### GOAL OF THE EXERCISE:
Write the records below out again exactly as given, with no images.

=======

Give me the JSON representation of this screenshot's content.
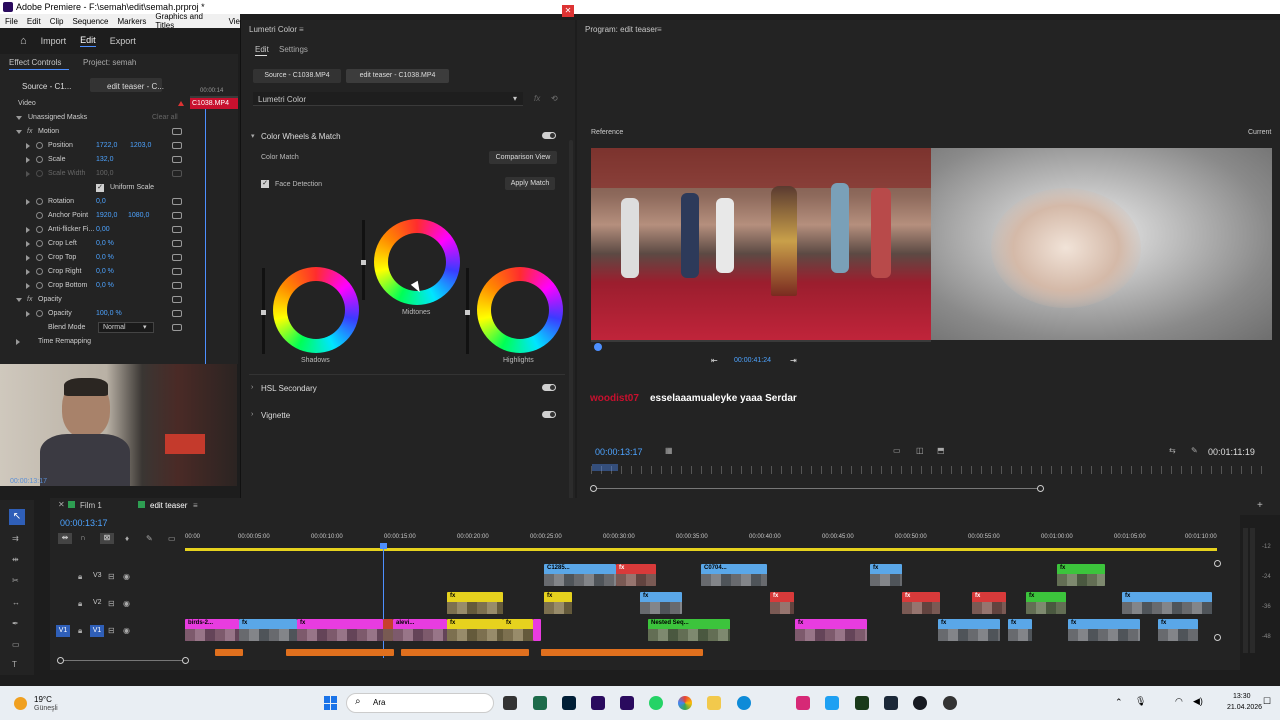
{
  "window": {
    "title": "Adobe Premiere - F:\\semah\\edit\\semah.prproj *"
  },
  "menu": [
    "File",
    "Edit",
    "Clip",
    "Sequence",
    "Markers",
    "Graphics and Titles",
    "Vie"
  ],
  "workspace": {
    "items": [
      "Import",
      "Edit",
      "Export"
    ],
    "active": "Edit"
  },
  "effect_controls": {
    "tab": "Effect Controls",
    "tab2": "Project: semah",
    "source_tab": "Source - C1...",
    "seq_tab": "edit teaser - C...",
    "clip_name": "C1038.MP4",
    "timecode_mini": "00:00:14",
    "section": "Video",
    "masks": "Unassigned Masks",
    "clear_all": "Clear all",
    "rows": [
      {
        "label": "Motion"
      },
      {
        "label": "Position",
        "v1": "1722,0",
        "v2": "1203,0"
      },
      {
        "label": "Scale",
        "v1": "132,0"
      },
      {
        "label": "Scale Width",
        "v1": "100,0"
      },
      {
        "label": "Uniform Scale"
      },
      {
        "label": "Rotation",
        "v1": "0,0"
      },
      {
        "label": "Anchor Point",
        "v1": "1920,0",
        "v2": "1080,0"
      },
      {
        "label": "Anti-flicker Fi...",
        "v1": "0,00"
      },
      {
        "label": "Crop Left",
        "v1": "0,0 %"
      },
      {
        "label": "Crop Top",
        "v1": "0,0 %"
      },
      {
        "label": "Crop Right",
        "v1": "0,0 %"
      },
      {
        "label": "Crop Bottom",
        "v1": "0,0 %"
      },
      {
        "label": "Opacity"
      },
      {
        "label": "Opacity",
        "v1": "100,0 %"
      },
      {
        "label": "Blend Mode",
        "v1": "Normal"
      },
      {
        "label": "Time Remapping"
      }
    ],
    "webcam_time": "00:00:13:17"
  },
  "lumetri": {
    "title": "Lumetri Color",
    "tabs": [
      "Edit",
      "Settings"
    ],
    "source_btn": "Source - C1038.MP4",
    "seq_btn": "edit teaser - C1038.MP4",
    "effect_select": "Lumetri Color",
    "section": "Color Wheels & Match",
    "color_match": "Color Match",
    "comparison_view": "Comparison View",
    "face_detection": "Face Detection",
    "apply_match": "Apply Match",
    "wheels": [
      "Shadows",
      "Midtones",
      "Highlights"
    ],
    "hsl": "HSL Secondary",
    "vignette": "Vignette"
  },
  "program": {
    "title": "Program: edit teaser",
    "reference": "Reference",
    "current": "Current",
    "ref_timecode": "00:00:41:24",
    "chat_user": "woodist07",
    "chat_message": "esselaaamualeyke yaaa Serdar",
    "timecode": "00:00:13:17",
    "duration": "00:01:11:19"
  },
  "timeline": {
    "tabs": [
      "Film 1",
      "edit teaser"
    ],
    "timecode": "00:00:13:17",
    "ruler": [
      "00:00",
      "00:00:05:00",
      "00:00:10:00",
      "00:00:15:00",
      "00:00:20:00",
      "00:00:25:00",
      "00:00:30:00",
      "00:00:35:00",
      "00:00:40:00",
      "00:00:45:00",
      "00:00:50:00",
      "00:00:55:00",
      "00:01:00:00",
      "00:01:05:00",
      "00:01:10:00"
    ],
    "tracks": [
      "V3",
      "V2",
      "V1"
    ],
    "clip_labels": [
      "C1285...",
      "C0704...",
      "birds-2...",
      "alevi...",
      "Nested Seq..."
    ],
    "meter": [
      "-12",
      "-24",
      "-36",
      "-48"
    ]
  },
  "taskbar": {
    "temp": "19°C",
    "weather": "Güneşli",
    "search": "Ara",
    "time": "13:30",
    "date": "21.04.2026"
  }
}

=======

### EXERCISE RESULT:
Give me the JSON representation of this screenshot's content.
{
  "window": {
    "title": "Adobe Premiere - F:\\semah\\edit\\semah.prproj *"
  },
  "menu": [
    "File",
    "Edit",
    "Clip",
    "Sequence",
    "Markers",
    "Graphics and Titles",
    "Vie"
  ],
  "workspace": {
    "items": [
      "Import",
      "Edit",
      "Export"
    ],
    "active": "Edit"
  },
  "effect_controls": {
    "tab": "Effect Controls",
    "tab2": "Project: semah",
    "source_tab": "Source - C1...",
    "seq_tab": "edit teaser - C...",
    "clip_name": "C1038.MP4",
    "timecode_mini": "00:00:14",
    "section": "Video",
    "masks": "Unassigned Masks",
    "clear_all": "Clear all",
    "rows": [
      {
        "label": "Motion"
      },
      {
        "label": "Position",
        "v1": "1722,0",
        "v2": "1203,0"
      },
      {
        "label": "Scale",
        "v1": "132,0"
      },
      {
        "label": "Scale Width",
        "v1": "100,0"
      },
      {
        "label": "Uniform Scale"
      },
      {
        "label": "Rotation",
        "v1": "0,0"
      },
      {
        "label": "Anchor Point",
        "v1": "1920,0",
        "v2": "1080,0"
      },
      {
        "label": "Anti-flicker Fi...",
        "v1": "0,00"
      },
      {
        "label": "Crop Left",
        "v1": "0,0 %"
      },
      {
        "label": "Crop Top",
        "v1": "0,0 %"
      },
      {
        "label": "Crop Right",
        "v1": "0,0 %"
      },
      {
        "label": "Crop Bottom",
        "v1": "0,0 %"
      },
      {
        "label": "Opacity"
      },
      {
        "label": "Opacity",
        "v1": "100,0 %"
      },
      {
        "label": "Blend Mode",
        "v1": "Normal"
      },
      {
        "label": "Time Remapping"
      }
    ],
    "webcam_time": "00:00:13:17"
  },
  "lumetri": {
    "title": "Lumetri Color",
    "tabs": [
      "Edit",
      "Settings"
    ],
    "source_btn": "Source - C1038.MP4",
    "seq_btn": "edit teaser - C1038.MP4",
    "effect_select": "Lumetri Color",
    "section": "Color Wheels & Match",
    "color_match": "Color Match",
    "comparison_view": "Comparison View",
    "face_detection": "Face Detection",
    "apply_match": "Apply Match",
    "wheels": [
      "Shadows",
      "Midtones",
      "Highlights"
    ],
    "hsl": "HSL Secondary",
    "vignette": "Vignette"
  },
  "program": {
    "title": "Program: edit teaser",
    "reference": "Reference",
    "current": "Current",
    "ref_timecode": "00:00:41:24",
    "chat_user": "woodist07",
    "chat_message": "esselaaamualeyke yaaa Serdar",
    "timecode": "00:00:13:17",
    "duration": "00:01:11:19"
  },
  "timeline": {
    "tabs": [
      "Film 1",
      "edit teaser"
    ],
    "timecode": "00:00:13:17",
    "ruler": [
      "00:00",
      "00:00:05:00",
      "00:00:10:00",
      "00:00:15:00",
      "00:00:20:00",
      "00:00:25:00",
      "00:00:30:00",
      "00:00:35:00",
      "00:00:40:00",
      "00:00:45:00",
      "00:00:50:00",
      "00:00:55:00",
      "00:01:00:00",
      "00:01:05:00",
      "00:01:10:00"
    ],
    "tracks": [
      "V3",
      "V2",
      "V1"
    ],
    "clip_labels": [
      "C1285...",
      "C0704...",
      "birds-2...",
      "alevi...",
      "Nested Seq..."
    ],
    "meter": [
      "-12",
      "-24",
      "-36",
      "-48"
    ]
  },
  "taskbar": {
    "temp": "19°C",
    "weather": "Güneşli",
    "search": "Ara",
    "time": "13:30",
    "date": "21.04.2026"
  }
}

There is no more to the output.